-- Start of DATA FOR PROCESSING --

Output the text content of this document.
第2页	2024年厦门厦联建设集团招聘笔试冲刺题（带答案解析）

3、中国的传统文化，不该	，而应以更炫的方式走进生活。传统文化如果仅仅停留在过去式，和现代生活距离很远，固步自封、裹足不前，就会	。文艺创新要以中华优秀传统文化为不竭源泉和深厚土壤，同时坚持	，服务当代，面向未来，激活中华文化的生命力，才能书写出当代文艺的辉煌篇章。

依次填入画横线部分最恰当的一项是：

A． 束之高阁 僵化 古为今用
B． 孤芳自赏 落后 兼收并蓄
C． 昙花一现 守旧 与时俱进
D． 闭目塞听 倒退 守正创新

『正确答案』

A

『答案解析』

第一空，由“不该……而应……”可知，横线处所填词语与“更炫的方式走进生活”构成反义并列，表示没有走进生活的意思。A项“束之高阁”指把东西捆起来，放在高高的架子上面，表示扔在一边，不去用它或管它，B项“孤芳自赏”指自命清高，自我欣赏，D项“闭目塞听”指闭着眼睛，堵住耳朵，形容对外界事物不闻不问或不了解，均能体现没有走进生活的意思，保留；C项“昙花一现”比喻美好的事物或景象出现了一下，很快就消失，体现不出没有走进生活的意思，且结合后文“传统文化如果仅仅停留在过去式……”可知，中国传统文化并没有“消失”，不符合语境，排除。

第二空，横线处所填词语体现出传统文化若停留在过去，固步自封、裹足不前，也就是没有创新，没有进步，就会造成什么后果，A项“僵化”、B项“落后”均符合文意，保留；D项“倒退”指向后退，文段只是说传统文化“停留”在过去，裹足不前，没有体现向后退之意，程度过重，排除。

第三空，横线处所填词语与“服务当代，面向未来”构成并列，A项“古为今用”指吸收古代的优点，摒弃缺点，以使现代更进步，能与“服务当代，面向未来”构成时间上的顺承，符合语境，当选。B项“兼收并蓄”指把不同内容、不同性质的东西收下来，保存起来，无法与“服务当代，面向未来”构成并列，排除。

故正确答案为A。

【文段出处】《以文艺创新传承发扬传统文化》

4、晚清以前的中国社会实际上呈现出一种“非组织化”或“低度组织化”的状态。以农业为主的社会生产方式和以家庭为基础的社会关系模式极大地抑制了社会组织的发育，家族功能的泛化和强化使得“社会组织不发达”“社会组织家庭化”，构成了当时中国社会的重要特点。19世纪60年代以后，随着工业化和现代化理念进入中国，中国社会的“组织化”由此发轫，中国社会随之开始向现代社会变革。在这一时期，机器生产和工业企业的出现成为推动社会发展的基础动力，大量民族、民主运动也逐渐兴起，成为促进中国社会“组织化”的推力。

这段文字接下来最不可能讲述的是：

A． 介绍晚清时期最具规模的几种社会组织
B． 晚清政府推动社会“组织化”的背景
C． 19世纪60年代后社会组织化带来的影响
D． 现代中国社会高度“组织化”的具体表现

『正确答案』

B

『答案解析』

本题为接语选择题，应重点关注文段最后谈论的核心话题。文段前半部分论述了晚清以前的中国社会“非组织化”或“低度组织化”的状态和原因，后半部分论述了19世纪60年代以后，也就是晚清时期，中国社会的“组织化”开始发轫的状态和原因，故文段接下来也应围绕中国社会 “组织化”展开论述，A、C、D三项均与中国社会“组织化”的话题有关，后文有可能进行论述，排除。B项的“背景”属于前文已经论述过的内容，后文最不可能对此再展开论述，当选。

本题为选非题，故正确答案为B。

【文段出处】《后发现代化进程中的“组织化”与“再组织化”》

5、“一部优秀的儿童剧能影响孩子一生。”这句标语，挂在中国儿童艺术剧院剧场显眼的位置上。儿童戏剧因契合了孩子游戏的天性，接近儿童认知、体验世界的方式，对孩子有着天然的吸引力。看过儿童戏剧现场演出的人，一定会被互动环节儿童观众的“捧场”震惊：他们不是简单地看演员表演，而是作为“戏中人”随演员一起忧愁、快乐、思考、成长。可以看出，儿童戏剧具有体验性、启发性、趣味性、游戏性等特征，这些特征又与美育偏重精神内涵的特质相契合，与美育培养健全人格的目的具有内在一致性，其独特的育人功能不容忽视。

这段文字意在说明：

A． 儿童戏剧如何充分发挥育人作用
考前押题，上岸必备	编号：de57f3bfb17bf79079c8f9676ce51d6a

-- End of DATA FOR PROCESSING --

### SET PROBLEM
Copy every line from the entries that contains the word "束之高阁".

### THE RESULT
A． 束之高阁 僵化 古为今用
第一空，由“不该……而应……”可知，横线处所填词语与“更炫的方式走进生活”构成反义并列，表示没有走进生活的意思。A项“束之高阁”指把东西捆起来，放在高高的架子上面，表示扔在一边，不去用它或管它，B项“孤芳自赏”指自命清高，自我欣赏，D项“闭目塞听”指闭着眼睛，堵住耳朵，形容对外界事物不闻不问或不了解，均能体现没有走进生活的意思，保留；C项“昙花一现”比喻美好的事物或景象出现了一下，很快就消失，体现不出没有走进生活的意思，且结合后文“传统文化如果仅仅停留在过去式……”可知，中国传统文化并没有“消失”，不符合语境，排除。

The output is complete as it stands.